▸ TASK DESCRIPTION
Return all lines with the word "Torque" in them.

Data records
---

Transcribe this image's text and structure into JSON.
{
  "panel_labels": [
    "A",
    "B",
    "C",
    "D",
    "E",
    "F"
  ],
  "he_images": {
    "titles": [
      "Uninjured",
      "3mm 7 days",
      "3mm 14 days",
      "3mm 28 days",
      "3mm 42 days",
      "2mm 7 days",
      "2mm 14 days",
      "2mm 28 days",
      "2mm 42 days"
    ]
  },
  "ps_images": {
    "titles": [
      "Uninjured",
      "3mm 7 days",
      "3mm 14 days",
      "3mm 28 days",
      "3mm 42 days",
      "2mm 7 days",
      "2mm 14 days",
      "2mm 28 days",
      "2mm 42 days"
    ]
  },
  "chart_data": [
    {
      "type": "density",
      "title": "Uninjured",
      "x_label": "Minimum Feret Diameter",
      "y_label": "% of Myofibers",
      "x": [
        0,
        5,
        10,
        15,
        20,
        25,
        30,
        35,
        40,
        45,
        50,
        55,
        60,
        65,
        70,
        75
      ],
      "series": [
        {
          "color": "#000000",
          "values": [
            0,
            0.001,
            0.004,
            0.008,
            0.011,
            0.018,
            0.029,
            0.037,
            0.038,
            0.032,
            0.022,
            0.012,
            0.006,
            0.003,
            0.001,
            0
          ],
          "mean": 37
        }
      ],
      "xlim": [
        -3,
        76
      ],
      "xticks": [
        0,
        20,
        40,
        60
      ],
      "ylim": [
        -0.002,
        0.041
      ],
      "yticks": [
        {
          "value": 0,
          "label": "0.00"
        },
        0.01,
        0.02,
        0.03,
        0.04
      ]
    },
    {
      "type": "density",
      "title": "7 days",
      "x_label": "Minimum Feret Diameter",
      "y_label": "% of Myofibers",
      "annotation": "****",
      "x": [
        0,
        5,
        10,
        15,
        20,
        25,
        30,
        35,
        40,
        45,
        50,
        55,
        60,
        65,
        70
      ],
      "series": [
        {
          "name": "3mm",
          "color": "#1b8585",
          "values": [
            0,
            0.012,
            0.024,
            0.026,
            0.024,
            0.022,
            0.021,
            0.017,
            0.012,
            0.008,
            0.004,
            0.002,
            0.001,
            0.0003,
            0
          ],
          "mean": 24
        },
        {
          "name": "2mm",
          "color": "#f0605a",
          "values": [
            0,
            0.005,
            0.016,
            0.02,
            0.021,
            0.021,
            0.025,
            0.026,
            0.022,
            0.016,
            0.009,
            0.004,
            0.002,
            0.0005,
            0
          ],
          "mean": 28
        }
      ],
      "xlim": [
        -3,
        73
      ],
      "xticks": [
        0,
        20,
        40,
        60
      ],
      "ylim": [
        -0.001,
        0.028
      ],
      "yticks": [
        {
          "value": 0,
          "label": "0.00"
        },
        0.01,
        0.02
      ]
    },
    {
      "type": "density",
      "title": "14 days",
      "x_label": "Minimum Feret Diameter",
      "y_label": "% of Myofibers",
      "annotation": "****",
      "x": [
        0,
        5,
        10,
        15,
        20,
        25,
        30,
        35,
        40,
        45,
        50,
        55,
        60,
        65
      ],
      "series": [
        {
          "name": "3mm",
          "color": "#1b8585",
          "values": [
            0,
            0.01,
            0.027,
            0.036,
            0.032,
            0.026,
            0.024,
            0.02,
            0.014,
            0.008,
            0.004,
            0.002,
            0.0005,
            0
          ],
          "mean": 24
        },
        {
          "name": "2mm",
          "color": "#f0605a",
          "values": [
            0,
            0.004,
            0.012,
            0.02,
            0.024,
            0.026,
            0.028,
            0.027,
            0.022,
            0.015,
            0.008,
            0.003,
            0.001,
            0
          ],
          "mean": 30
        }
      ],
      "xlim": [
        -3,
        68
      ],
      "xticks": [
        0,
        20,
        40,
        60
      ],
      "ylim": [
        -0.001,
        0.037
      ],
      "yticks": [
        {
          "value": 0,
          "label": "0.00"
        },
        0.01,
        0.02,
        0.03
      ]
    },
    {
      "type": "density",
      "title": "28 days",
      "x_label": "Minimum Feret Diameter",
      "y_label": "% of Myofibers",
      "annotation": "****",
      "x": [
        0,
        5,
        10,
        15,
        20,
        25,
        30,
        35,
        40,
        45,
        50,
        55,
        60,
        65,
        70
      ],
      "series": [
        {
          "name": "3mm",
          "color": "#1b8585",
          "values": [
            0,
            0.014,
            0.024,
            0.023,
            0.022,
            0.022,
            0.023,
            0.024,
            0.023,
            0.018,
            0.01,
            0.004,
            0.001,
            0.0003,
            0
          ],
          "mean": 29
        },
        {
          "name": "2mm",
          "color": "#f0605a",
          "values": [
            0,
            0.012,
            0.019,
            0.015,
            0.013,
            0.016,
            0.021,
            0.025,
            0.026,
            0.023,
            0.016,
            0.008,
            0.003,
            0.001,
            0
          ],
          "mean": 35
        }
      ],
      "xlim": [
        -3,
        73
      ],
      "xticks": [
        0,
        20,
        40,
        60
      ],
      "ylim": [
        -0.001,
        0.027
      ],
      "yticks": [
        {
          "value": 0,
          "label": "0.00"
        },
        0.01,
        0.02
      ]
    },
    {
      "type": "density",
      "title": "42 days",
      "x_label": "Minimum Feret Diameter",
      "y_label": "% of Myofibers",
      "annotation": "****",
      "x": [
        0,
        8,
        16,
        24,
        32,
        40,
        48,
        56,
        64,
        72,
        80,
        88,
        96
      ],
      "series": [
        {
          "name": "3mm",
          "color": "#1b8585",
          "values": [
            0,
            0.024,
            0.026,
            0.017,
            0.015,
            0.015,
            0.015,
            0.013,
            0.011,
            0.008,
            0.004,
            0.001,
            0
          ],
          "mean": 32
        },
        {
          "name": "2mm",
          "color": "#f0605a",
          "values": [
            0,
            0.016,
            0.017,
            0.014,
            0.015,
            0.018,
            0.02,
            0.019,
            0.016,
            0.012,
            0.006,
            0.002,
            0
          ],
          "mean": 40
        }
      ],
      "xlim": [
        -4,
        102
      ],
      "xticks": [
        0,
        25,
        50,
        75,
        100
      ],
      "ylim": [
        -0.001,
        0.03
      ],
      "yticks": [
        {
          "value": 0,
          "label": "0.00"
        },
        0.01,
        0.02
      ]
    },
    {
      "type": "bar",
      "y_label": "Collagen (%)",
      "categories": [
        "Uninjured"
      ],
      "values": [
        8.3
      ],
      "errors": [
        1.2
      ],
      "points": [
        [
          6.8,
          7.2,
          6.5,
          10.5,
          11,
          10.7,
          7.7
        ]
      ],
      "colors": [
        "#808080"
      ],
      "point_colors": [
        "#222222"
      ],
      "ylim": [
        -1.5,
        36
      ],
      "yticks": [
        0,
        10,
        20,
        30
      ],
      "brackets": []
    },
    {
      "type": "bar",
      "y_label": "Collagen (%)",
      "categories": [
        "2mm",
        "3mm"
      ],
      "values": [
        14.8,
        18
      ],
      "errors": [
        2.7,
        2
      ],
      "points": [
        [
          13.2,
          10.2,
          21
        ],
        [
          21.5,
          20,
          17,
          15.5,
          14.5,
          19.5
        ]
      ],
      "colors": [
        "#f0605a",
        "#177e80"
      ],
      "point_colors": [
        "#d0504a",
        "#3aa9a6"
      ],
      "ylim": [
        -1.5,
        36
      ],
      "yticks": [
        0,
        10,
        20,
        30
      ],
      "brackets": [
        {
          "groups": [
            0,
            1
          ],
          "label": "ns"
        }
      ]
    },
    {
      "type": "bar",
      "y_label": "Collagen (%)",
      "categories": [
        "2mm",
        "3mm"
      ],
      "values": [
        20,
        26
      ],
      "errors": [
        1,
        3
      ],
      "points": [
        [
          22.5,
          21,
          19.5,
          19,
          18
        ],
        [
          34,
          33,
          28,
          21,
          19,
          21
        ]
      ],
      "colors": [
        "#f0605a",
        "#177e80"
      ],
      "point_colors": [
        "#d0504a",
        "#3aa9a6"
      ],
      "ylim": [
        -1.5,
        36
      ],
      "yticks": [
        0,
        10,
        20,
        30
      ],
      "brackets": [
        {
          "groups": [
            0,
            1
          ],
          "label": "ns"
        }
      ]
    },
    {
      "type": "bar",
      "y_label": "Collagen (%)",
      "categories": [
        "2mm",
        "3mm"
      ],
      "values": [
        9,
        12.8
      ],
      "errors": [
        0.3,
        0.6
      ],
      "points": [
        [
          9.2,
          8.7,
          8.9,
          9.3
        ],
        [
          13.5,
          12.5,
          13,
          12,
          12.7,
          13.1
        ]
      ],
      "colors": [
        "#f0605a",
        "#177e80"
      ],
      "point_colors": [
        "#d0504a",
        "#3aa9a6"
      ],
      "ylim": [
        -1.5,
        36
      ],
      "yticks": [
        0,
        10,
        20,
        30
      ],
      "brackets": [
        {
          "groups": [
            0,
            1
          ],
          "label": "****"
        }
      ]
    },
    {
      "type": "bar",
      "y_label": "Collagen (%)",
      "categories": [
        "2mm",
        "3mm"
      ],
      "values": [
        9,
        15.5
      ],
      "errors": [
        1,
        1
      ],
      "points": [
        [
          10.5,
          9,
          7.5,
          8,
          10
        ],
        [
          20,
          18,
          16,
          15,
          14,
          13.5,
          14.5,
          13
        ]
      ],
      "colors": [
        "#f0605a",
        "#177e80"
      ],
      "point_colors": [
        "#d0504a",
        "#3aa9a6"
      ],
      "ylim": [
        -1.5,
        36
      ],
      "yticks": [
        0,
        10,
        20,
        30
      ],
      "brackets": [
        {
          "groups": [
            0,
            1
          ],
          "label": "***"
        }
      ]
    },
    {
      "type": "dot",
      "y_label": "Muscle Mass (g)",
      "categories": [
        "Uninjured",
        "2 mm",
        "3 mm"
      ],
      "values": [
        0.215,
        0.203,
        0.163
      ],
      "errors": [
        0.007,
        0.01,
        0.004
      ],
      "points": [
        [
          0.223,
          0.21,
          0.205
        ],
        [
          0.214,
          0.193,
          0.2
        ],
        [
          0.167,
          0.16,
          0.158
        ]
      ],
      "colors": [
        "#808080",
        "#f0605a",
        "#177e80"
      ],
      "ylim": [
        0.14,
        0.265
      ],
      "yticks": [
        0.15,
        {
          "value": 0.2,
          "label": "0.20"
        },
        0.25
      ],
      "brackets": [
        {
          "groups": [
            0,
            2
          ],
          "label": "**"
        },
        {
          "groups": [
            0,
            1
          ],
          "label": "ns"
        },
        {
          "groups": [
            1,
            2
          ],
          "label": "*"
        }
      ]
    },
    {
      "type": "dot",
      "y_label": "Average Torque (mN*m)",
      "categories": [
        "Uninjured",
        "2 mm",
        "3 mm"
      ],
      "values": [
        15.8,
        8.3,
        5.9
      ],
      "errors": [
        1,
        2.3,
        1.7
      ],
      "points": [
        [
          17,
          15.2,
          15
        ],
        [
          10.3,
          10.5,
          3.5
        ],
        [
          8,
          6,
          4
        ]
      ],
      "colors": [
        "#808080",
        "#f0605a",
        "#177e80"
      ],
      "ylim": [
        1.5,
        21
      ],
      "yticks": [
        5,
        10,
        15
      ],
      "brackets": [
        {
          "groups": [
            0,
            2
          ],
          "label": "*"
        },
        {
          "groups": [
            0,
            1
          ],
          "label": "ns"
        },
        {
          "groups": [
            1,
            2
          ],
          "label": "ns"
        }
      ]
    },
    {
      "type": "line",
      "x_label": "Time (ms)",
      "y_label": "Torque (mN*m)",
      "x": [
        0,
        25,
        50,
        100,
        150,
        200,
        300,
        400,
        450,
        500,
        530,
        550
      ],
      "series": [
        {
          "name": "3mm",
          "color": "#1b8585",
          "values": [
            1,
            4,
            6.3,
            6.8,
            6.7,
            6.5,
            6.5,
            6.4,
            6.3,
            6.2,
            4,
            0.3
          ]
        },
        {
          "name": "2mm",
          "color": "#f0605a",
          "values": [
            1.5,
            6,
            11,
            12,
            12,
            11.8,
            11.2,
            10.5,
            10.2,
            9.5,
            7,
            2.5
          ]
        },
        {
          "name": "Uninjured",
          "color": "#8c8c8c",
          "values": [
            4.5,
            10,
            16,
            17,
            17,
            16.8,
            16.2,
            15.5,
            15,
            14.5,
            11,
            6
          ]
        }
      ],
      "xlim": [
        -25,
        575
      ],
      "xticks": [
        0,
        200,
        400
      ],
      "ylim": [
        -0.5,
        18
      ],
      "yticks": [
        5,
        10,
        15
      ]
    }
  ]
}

---

▸ RESPONSE TO THIS TASK
      "y_label": "Average Torque (mN*m)",
      "y_label": "Torque (mN*m)",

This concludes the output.